start Document text

You can see the bitrate for libmp3lame use 32kbit,

DEBUG:pydub.converter:subprocess output: b'      encoder         : Lavc58.54.100 libmp3lame'
DEBUG:pydub.converter:subprocess output: b'size=      48kB time=00:00:12.07 bitrate=  32.3kbits/s speed= 371x'

When truncated at 8k frequency, you loss the intended quality of 24k sample rate, supposely at least 12k frequency.

If we set the bitrate to 55k or higher,

from pydub import AudioSegment

def write_mp3(path, sr, x):
    """Convert numpy array to MP3."""
    try:
        # Ensure x is in the correct format and normalize if necessary
        if x.dtype != np.int16:
            # Normalize the array to fit in int16 range if it's not already int16
            x = np.int16(x / np.max(np.abs(x)) * 32767)

        # Create audio segment from numpy array
        audio = AudioSegment(
            x.tobytes(), frame_rate=sr, sample_width=x.dtype.itemsize, channels=1
        )
        # Export as MP3 file
        audio.export(path, format="mp3", bitrate='55k')
    except Exception as e:
        print(e)
        print("Error: Failed to write MP3 file.")

We can see now the intended frequency reached 12k,

Image

To be save, we should use soundfile.write.

Environment Information

I tested using 2 different ffmpeg version 4.2.7-0ubuntu0.1 Copyright (c) 2000-2022 the FFmpeg developers and ffmpeg version 6.1.1-3ubuntu5 Copyright (c) 2000-2023 the FFmpeg developers, both use the same libmp3lame 32kbits.

huseinzol05 avatar May 06 '25 05:05 huseinzol05

can confirm, this is my sample file from already process emilia mp3 file

using this code

import librosa
import matplotlib.pyplot as plt
import numpy as np

def check_frequency_range(file_path, expected_sample_rate=24000):
    """
    Analyze an audio file to check if it suffers from frequency truncation.
    
    Parameters:
    -----------
    file_path : str
        Path to the audio file to analyze
    expected_sample_rate : int
        The expected sample rate of the audio (default: 24000)
        
    Returns:
    --------
    bool
        True if the file appears to be affected (truncated at ~8kHz)
    """
    # Load the audio file
    y, sr = librosa.load(file_path, sr=expected_sample_rate)
    
    # Compute the spectrogram
    D = librosa.stft(y)
    S_db = librosa.amplitude_to_db(np.abs(D), ref=np.max)
    
    # Plot the spectrogram
    plt.figure(figsize=(12, 6))

end Document text

### Tasks to perform
- 1) Summarize the forum thread in three sentences.
- 2) Reproduce word for word the part of the forum thread that opens with the words containing "huseinzol05 avatar May" and closes with "from frequency truncation.".
The listing that comes next is not needed.

start Data lines

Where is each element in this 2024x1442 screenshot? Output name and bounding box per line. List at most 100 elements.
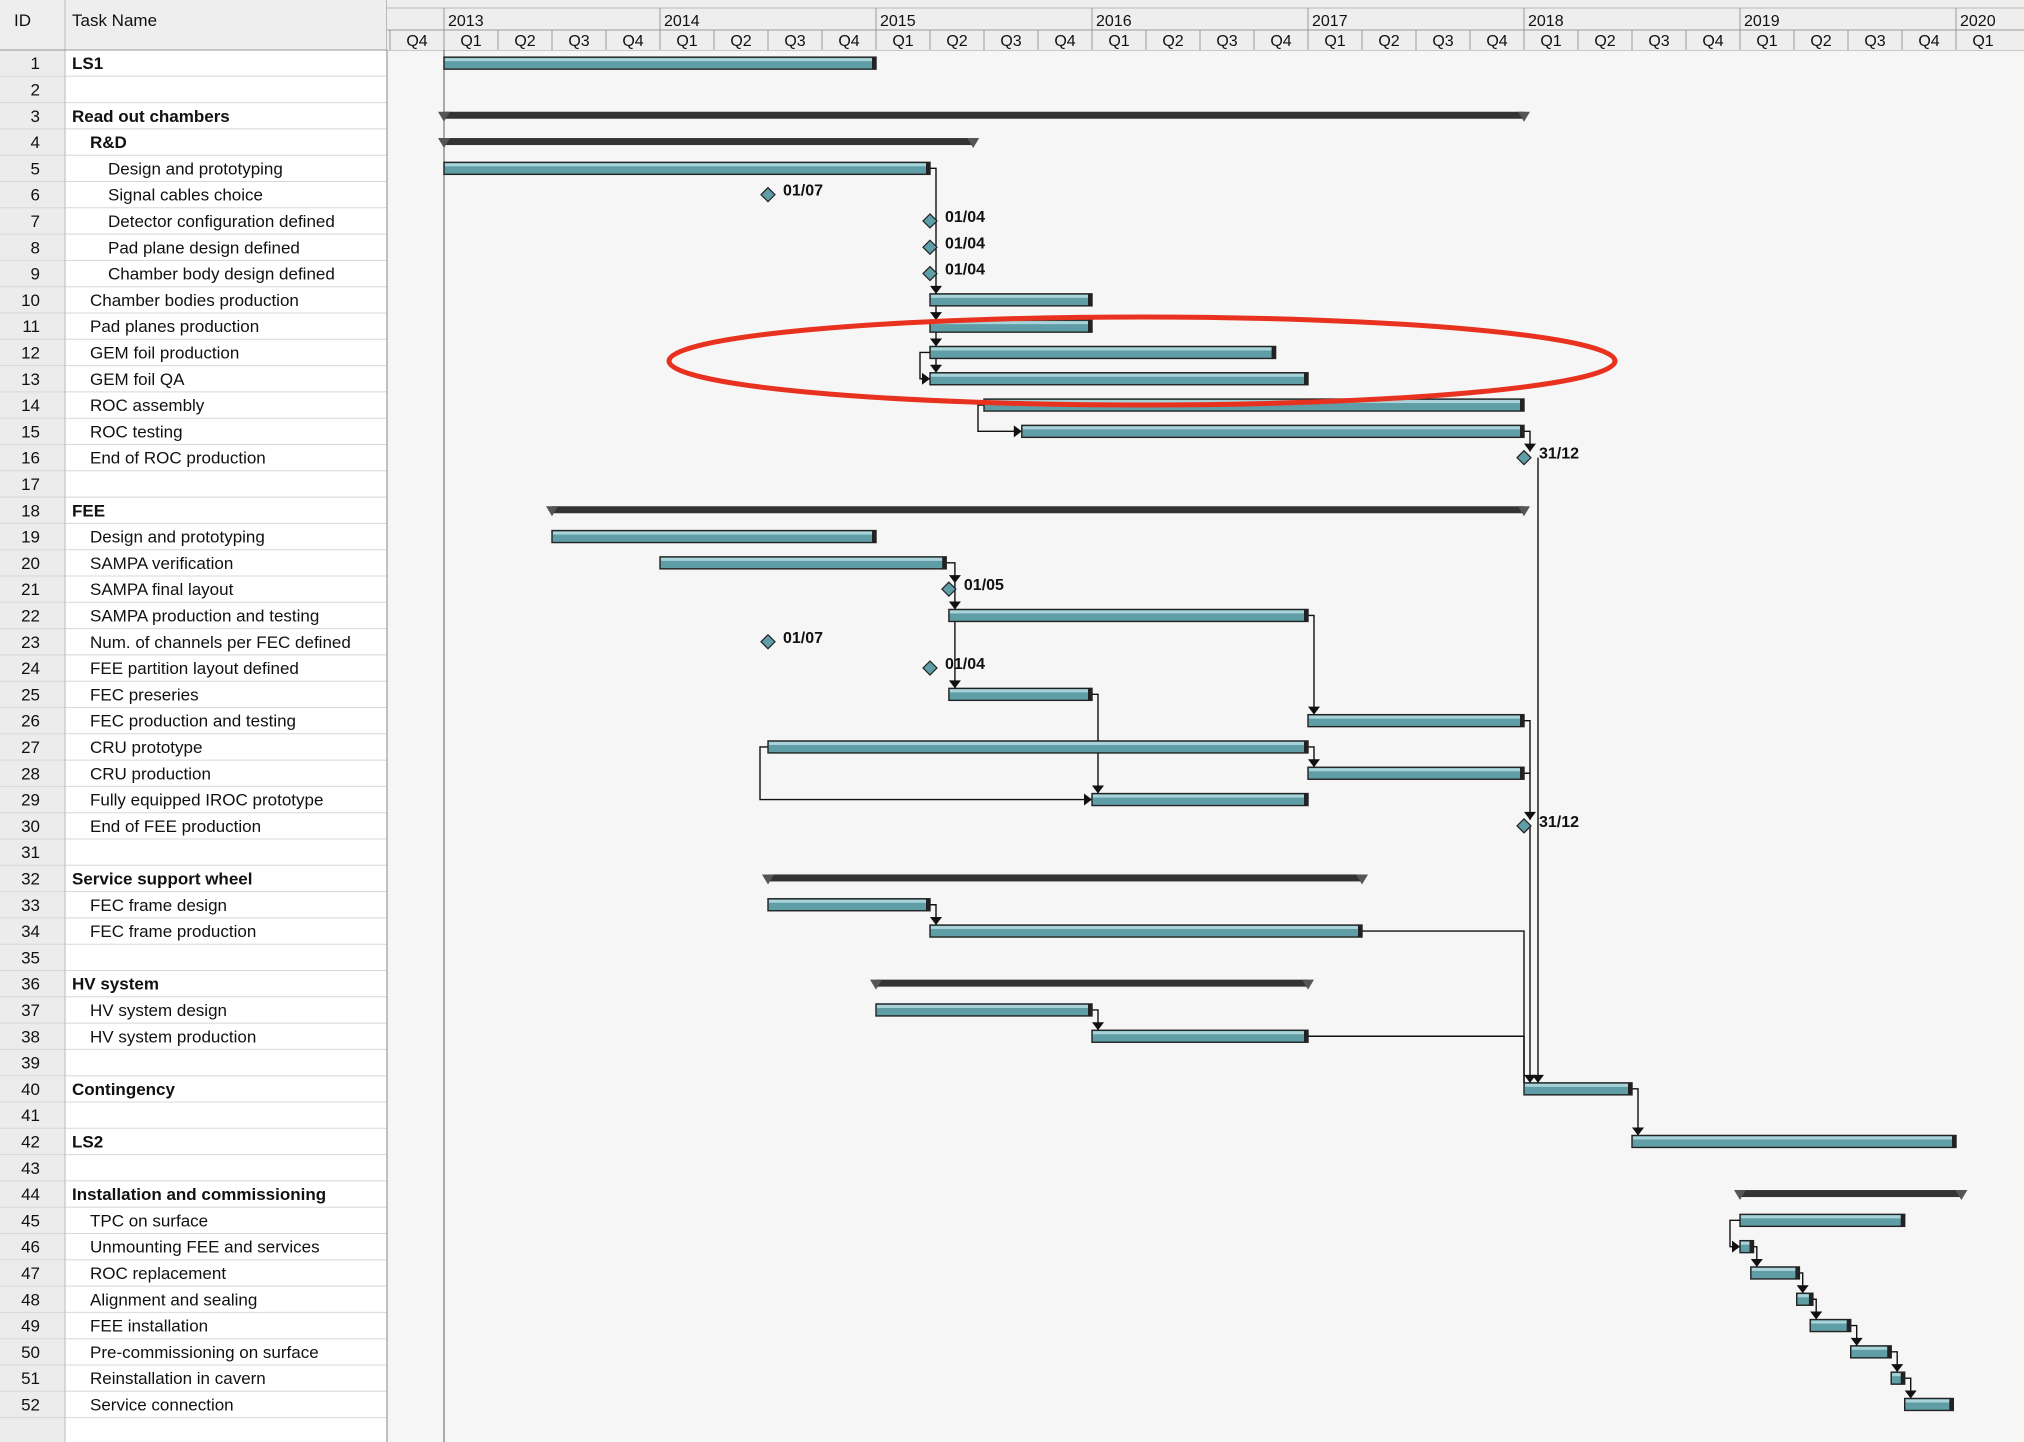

end Data lines

### Task-by-task solutions
- 1) MP3 export through pydub's libmp3lame encoder ran at about 32 kbit/s, which cut the audio off at an 8k frequency instead of the at least 12k expected from a 24k sample rate. Setting the bitrate to 55k or higher let the frequency reach 12k, though soundfile.write was suggested as the safer option, and the same 32 kbit/s behavior appeared with two different ffmpeg versions. A second post confirmed the problem with a sample from an already processed Emilia MP3 file and shared librosa code that checks whether audio is truncated at about 8kHz.

- 2)
huseinzol05 avatar May 06 '25 05:05 huseinzol05

can confirm, this is my sample file from already process emilia mp3 file

using this code

import librosa
import matplotlib.pyplot as plt
import numpy as np

def check_frequency_range(file_path, expected_sample_rate=24000):
    """
    Analyze an audio file to check if it suffers from frequency truncation.